Material provided:
******

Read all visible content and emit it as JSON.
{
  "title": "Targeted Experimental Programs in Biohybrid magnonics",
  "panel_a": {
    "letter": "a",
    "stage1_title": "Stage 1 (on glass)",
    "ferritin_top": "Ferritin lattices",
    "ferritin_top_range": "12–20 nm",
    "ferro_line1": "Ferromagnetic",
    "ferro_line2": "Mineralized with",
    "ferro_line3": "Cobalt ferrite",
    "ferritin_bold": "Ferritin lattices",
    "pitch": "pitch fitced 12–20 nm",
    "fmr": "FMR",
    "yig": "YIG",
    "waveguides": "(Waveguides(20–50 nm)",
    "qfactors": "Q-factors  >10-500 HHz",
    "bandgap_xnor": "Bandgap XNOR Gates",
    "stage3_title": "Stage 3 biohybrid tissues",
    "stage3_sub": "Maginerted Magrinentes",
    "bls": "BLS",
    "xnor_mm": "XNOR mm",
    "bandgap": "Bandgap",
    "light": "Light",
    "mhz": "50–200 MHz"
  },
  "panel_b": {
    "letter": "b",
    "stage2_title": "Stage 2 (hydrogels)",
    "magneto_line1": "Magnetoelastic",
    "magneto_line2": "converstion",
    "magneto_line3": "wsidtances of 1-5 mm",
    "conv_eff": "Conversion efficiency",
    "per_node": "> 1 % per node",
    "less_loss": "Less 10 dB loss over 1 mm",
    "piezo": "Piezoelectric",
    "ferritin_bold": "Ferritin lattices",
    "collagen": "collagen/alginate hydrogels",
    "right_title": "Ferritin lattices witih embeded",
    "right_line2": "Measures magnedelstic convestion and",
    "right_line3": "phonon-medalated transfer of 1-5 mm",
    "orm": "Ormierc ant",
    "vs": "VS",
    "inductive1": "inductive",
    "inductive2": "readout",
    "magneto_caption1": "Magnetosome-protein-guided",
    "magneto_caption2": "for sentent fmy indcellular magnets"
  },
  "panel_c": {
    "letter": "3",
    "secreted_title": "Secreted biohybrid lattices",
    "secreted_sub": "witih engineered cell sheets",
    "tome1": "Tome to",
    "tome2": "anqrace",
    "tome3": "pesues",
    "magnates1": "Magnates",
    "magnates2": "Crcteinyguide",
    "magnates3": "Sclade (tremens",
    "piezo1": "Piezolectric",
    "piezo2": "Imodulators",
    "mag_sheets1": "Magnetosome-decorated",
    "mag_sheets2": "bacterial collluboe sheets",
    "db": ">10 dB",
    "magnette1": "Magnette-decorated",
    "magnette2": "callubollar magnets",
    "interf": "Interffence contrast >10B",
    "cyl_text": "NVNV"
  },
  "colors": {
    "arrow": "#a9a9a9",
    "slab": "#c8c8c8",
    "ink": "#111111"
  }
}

******

About this task: Going through the listing above line by line, tally those containing "decorated" and state only the total.

Written answer: 2